Written problem:
Leave out every picture and restate word for word the lines from the one with "Output a JSON" to the final line.

Rows from a figure dataset:

## begin

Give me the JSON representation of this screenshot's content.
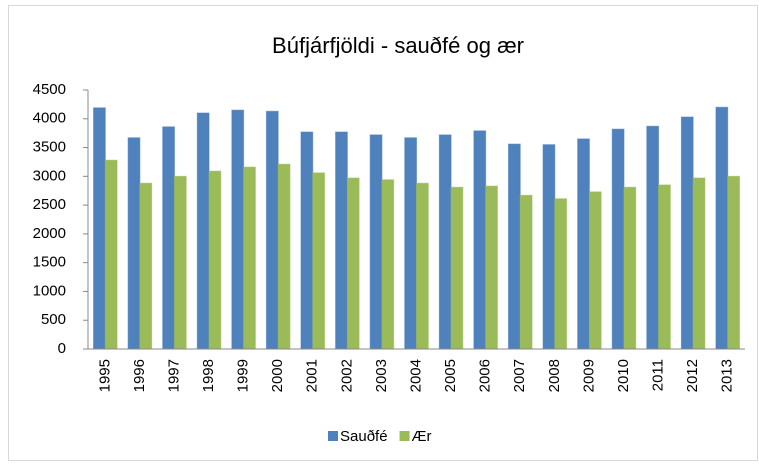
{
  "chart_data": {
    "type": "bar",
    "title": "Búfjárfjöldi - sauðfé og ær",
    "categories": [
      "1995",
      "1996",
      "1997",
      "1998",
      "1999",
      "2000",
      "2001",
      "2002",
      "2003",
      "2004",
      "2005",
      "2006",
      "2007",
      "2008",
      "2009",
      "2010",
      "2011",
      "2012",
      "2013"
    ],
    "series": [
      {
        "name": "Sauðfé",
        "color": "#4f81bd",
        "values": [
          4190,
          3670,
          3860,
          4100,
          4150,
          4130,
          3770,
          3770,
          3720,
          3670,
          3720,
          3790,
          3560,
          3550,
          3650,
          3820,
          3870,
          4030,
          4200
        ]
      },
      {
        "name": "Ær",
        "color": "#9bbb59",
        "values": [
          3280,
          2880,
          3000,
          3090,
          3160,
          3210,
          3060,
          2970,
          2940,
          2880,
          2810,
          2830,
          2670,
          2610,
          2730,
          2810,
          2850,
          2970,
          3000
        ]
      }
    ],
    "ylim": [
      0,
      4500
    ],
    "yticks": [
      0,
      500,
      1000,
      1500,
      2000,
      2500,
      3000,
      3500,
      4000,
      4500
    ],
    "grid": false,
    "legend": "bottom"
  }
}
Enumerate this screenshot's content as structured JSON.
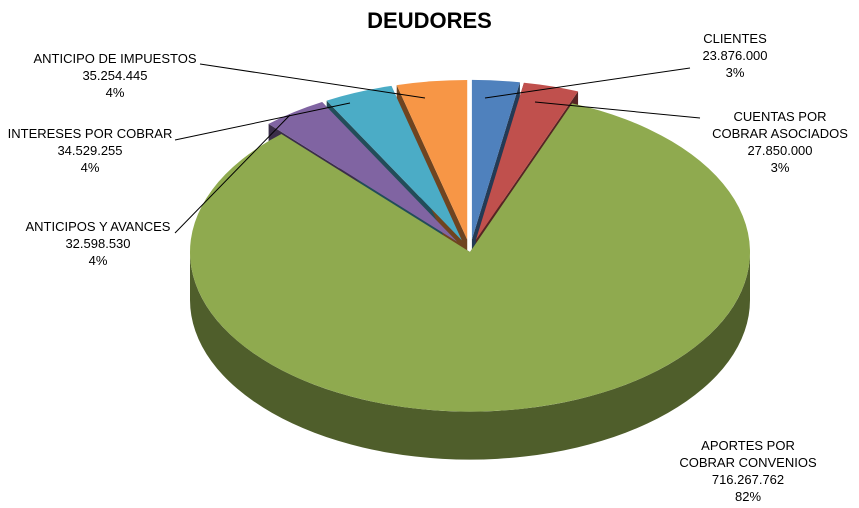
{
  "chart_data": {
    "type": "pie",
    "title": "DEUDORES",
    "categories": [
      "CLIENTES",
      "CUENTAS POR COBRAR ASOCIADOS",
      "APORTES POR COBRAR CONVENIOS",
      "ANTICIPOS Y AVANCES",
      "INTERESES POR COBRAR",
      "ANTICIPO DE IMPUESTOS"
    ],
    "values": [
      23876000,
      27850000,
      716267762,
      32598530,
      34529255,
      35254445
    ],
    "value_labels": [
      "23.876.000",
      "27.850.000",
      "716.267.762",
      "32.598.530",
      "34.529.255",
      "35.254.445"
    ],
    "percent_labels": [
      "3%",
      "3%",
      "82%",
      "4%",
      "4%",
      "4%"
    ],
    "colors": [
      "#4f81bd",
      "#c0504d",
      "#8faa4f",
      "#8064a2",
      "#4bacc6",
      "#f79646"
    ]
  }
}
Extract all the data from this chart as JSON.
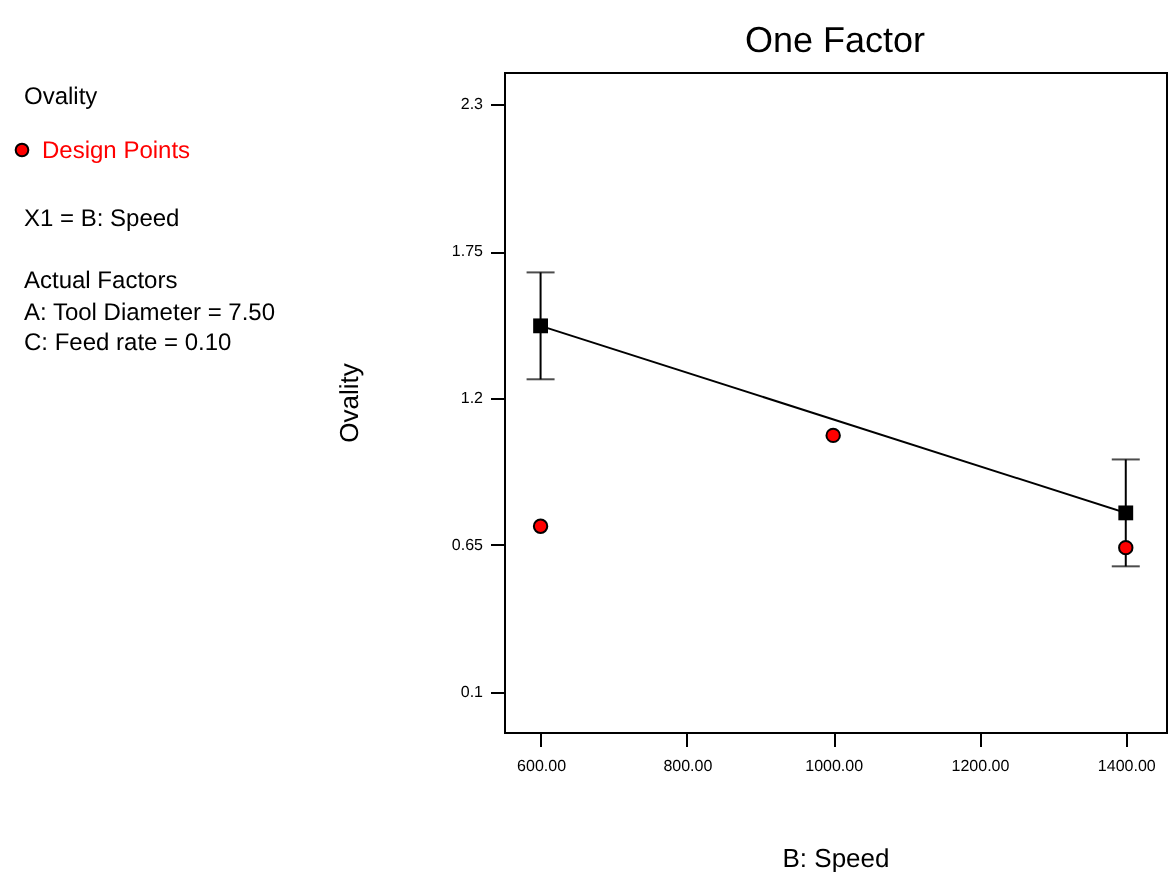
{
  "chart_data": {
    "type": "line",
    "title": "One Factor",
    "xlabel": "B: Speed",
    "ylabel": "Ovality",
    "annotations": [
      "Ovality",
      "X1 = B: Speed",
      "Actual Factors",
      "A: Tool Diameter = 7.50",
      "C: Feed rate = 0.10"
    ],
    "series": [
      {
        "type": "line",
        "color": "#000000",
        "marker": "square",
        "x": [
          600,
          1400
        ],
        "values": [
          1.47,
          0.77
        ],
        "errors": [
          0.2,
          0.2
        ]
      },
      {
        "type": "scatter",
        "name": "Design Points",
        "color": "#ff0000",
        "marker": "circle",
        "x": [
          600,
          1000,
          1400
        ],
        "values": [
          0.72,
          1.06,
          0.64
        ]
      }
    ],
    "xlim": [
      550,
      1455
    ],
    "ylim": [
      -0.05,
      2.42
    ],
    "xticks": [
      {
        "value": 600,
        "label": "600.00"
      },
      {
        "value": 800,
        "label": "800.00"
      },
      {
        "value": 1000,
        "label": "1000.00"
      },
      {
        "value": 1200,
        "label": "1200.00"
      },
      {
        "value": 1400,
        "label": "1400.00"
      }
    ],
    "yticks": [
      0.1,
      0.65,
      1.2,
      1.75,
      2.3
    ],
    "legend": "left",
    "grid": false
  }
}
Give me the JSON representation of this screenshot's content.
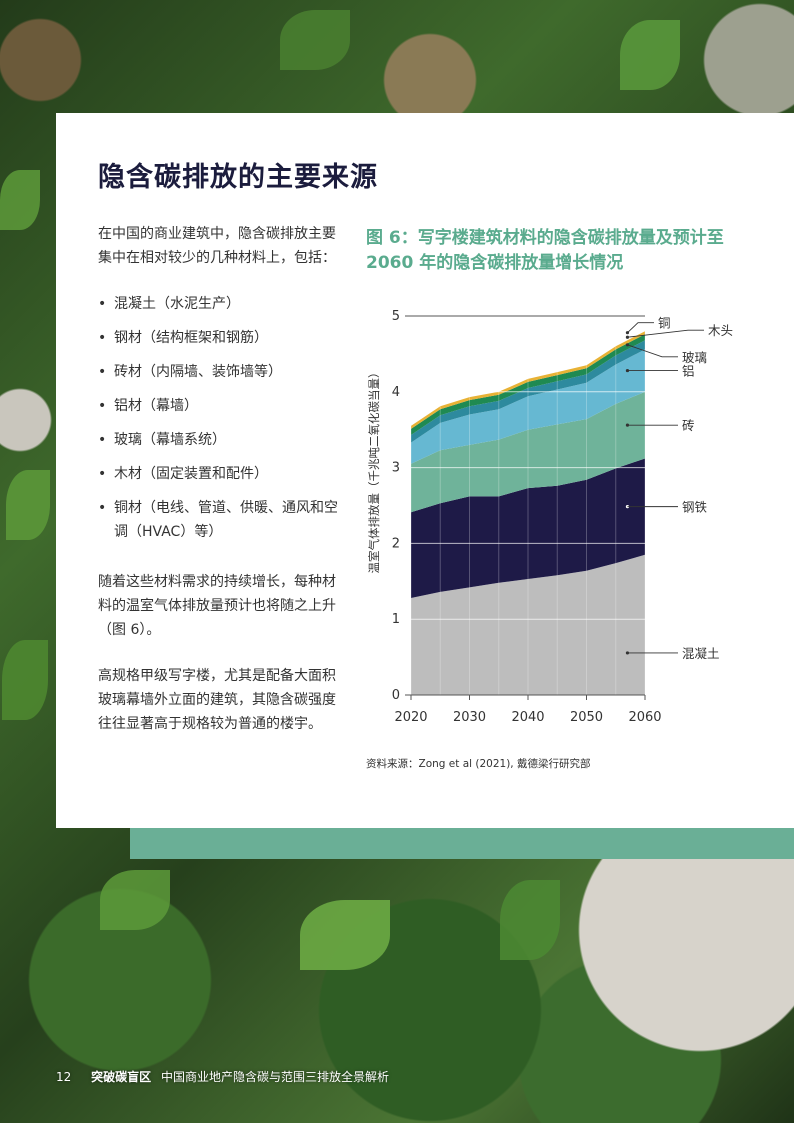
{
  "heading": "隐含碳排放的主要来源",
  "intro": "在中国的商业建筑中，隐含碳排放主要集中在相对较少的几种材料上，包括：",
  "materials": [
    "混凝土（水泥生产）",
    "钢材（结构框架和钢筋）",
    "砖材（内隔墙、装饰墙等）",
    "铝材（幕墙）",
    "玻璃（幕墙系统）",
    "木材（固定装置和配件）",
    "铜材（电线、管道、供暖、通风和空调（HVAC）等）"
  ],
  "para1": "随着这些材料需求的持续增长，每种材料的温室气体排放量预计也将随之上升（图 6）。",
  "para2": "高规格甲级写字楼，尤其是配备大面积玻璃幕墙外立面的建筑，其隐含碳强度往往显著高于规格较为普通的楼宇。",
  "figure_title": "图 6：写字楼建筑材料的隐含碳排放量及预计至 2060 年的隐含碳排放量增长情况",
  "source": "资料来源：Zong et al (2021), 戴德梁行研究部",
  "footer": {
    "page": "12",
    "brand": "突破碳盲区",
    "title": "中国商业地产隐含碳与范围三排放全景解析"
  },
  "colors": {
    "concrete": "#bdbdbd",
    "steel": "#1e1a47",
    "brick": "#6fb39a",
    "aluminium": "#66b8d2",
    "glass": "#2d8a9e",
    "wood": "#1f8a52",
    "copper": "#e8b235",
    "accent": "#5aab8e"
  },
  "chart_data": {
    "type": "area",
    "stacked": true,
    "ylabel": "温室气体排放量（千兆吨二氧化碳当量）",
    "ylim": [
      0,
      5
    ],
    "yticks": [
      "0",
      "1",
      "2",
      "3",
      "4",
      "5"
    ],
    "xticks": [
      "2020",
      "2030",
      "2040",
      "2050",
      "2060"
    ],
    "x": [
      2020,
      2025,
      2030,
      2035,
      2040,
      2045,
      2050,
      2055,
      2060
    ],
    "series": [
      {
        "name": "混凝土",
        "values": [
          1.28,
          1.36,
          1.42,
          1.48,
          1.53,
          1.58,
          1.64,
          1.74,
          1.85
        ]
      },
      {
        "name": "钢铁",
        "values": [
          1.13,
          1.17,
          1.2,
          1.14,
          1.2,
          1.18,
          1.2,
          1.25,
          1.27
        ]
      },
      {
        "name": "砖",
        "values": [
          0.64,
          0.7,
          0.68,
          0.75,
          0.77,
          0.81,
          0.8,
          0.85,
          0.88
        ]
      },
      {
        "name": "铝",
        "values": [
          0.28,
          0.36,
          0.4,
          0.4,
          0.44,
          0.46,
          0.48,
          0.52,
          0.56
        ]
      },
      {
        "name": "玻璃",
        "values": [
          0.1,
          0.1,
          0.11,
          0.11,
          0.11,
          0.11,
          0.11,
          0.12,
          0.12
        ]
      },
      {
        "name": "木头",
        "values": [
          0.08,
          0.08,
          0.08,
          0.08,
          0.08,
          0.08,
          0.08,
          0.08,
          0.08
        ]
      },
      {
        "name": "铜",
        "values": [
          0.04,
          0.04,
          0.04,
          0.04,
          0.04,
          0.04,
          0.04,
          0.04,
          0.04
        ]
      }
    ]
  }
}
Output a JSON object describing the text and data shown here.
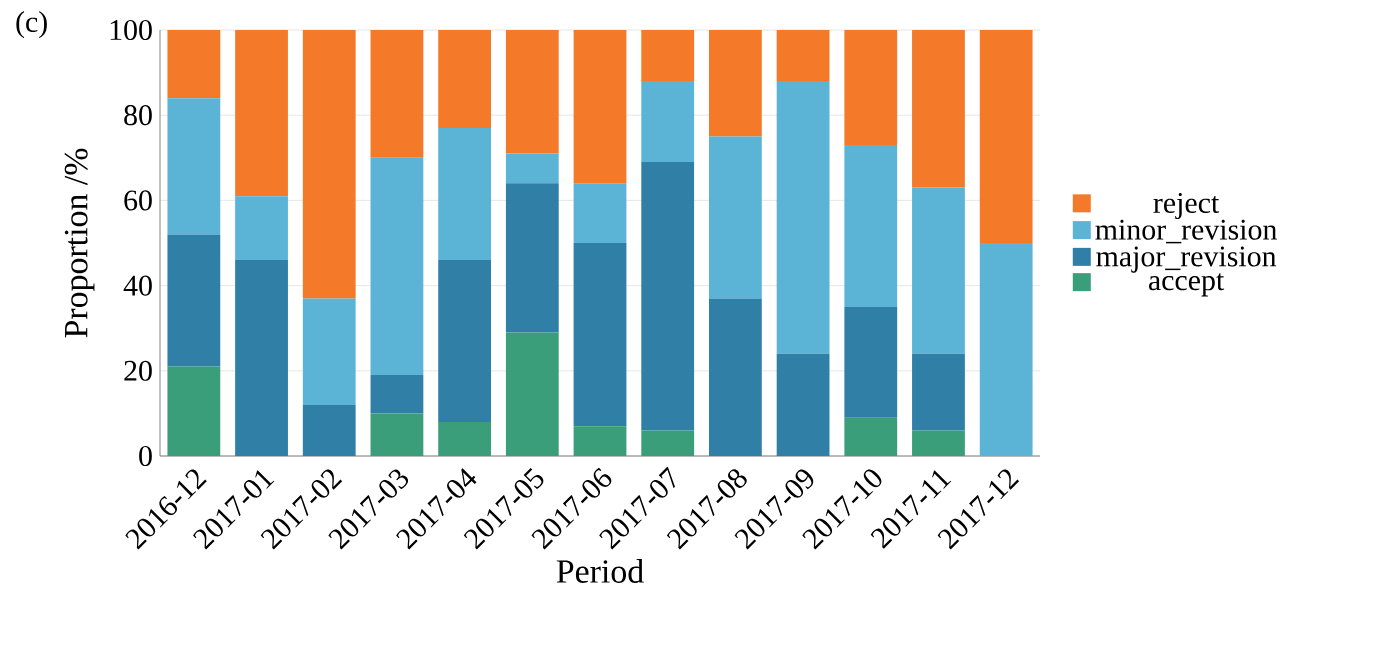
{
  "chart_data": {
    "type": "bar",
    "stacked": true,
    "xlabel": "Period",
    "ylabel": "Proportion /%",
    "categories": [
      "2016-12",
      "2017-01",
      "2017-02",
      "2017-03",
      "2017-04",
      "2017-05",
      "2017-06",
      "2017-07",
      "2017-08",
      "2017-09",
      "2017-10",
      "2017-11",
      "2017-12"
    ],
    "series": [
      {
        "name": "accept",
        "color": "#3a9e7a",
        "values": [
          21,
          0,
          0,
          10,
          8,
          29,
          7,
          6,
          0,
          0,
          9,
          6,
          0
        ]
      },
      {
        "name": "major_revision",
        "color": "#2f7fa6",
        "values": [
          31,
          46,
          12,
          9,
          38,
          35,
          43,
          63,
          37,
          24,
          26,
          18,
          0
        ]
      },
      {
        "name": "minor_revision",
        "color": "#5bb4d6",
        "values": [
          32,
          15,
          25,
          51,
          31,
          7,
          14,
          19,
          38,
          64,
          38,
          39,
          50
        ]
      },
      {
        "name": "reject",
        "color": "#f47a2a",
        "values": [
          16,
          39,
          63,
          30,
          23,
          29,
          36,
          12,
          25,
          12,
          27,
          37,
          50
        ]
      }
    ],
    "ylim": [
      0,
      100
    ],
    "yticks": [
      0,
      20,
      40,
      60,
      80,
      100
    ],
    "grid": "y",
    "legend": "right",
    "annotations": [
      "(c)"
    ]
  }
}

## end

Finished answer:
Output a JSON object describing the text and data shown here.
{
  "chart_data": {
    "type": "bar",
    "stacked": true,
    "xlabel": "Period",
    "ylabel": "Proportion /%",
    "categories": [
      "2016-12",
      "2017-01",
      "2017-02",
      "2017-03",
      "2017-04",
      "2017-05",
      "2017-06",
      "2017-07",
      "2017-08",
      "2017-09",
      "2017-10",
      "2017-11",
      "2017-12"
    ],
    "series": [
      {
        "name": "accept",
        "color": "#3a9e7a",
        "values": [
          21,
          0,
          0,
          10,
          8,
          29,
          7,
          6,
          0,
          0,
          9,
          6,
          0
        ]
      },
      {
        "name": "major_revision",
        "color": "#2f7fa6",
        "values": [
          31,
          46,
          12,
          9,
          38,
          35,
          43,
          63,
          37,
          24,
          26,
          18,
          0
        ]
      },
      {
        "name": "minor_revision",
        "color": "#5bb4d6",
        "values": [
          32,
          15,
          25,
          51,
          31,
          7,
          14,
          19,
          38,
          64,
          38,
          39,
          50
        ]
      },
      {
        "name": "reject",
        "color": "#f47a2a",
        "values": [
          16,
          39,
          63,
          30,
          23,
          29,
          36,
          12,
          25,
          12,
          27,
          37,
          50
        ]
      }
    ],
    "ylim": [
      0,
      100
    ],
    "yticks": [
      0,
      20,
      40,
      60,
      80,
      100
    ],
    "grid": "y",
    "legend": "right",
    "annotations": [
      "(c)"
    ]
  }
}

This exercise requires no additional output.